Aim of the task
Rename "open book" to "opened book" in everything from the line containing "Output each element" down to the line containing "- survey paragraph: the customer". Return only those lines, with nothing else changed.

Record set

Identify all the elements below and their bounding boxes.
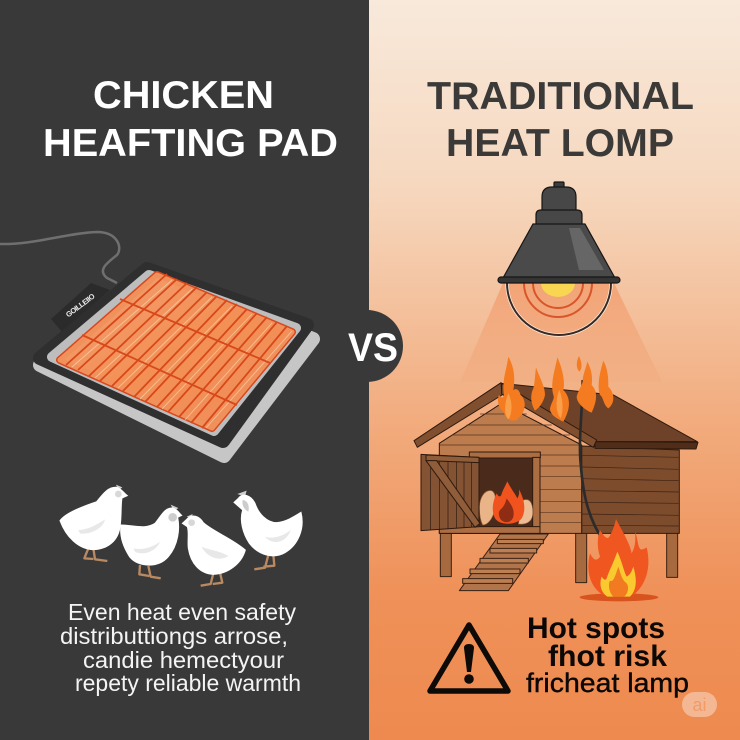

---

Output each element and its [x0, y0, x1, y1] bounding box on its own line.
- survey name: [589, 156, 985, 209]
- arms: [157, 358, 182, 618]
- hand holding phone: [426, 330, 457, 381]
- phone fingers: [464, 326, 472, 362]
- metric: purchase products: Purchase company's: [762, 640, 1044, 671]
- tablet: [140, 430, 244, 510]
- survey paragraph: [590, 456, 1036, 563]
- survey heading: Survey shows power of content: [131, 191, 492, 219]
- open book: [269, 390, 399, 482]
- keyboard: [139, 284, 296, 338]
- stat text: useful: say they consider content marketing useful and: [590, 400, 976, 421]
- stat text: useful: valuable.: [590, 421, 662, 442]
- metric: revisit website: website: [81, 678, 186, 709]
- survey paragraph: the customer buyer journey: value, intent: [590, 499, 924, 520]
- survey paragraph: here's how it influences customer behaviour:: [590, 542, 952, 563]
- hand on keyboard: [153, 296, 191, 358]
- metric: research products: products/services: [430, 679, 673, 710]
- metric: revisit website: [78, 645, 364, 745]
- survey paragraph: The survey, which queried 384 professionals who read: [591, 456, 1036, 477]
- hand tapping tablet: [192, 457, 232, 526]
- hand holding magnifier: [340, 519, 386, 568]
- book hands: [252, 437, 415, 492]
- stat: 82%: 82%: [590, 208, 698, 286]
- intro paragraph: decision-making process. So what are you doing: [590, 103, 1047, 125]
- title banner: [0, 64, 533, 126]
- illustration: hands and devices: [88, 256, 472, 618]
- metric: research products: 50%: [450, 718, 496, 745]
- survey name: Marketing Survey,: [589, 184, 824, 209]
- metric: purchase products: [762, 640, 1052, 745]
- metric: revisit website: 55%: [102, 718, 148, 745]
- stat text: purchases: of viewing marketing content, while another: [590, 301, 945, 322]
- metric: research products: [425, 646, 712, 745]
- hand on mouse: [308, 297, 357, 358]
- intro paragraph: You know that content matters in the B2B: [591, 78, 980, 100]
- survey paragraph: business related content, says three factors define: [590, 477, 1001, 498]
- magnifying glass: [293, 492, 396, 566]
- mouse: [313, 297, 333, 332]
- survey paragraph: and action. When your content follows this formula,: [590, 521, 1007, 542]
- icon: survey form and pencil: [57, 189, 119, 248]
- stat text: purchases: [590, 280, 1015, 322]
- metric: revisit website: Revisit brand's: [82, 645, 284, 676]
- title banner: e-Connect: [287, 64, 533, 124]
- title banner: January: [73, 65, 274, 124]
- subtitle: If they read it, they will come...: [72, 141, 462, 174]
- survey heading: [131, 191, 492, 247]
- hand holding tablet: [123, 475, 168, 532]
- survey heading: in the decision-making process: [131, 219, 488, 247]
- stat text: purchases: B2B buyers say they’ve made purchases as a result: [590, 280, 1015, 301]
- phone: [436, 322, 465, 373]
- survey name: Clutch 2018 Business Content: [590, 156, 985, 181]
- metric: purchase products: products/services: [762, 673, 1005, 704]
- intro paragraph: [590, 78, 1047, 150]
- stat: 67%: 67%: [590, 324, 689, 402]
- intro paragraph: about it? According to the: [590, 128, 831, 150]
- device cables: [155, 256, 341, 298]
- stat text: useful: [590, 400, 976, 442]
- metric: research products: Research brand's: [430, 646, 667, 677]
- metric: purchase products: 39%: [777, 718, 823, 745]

Worked solution
Output each element and its [x0, y0, x1, y1] bounding box on its own line.
- survey name: [589, 156, 985, 209]
- arms: [157, 358, 182, 618]
- hand holding phone: [426, 330, 457, 381]
- phone fingers: [464, 326, 472, 362]
- metric: purchase products: Purchase company's: [762, 640, 1044, 671]
- tablet: [140, 430, 244, 510]
- survey paragraph: [590, 456, 1036, 563]
- survey heading: Survey shows power of content: [131, 191, 492, 219]
- opened book: [269, 390, 399, 482]
- keyboard: [139, 284, 296, 338]
- stat text: useful: say they consider content marketing useful and: [590, 400, 976, 421]
- stat text: useful: valuable.: [590, 421, 662, 442]
- metric: revisit website: website: [81, 678, 186, 709]
- survey paragraph: the customer buyer journey: value, intent: [590, 499, 924, 520]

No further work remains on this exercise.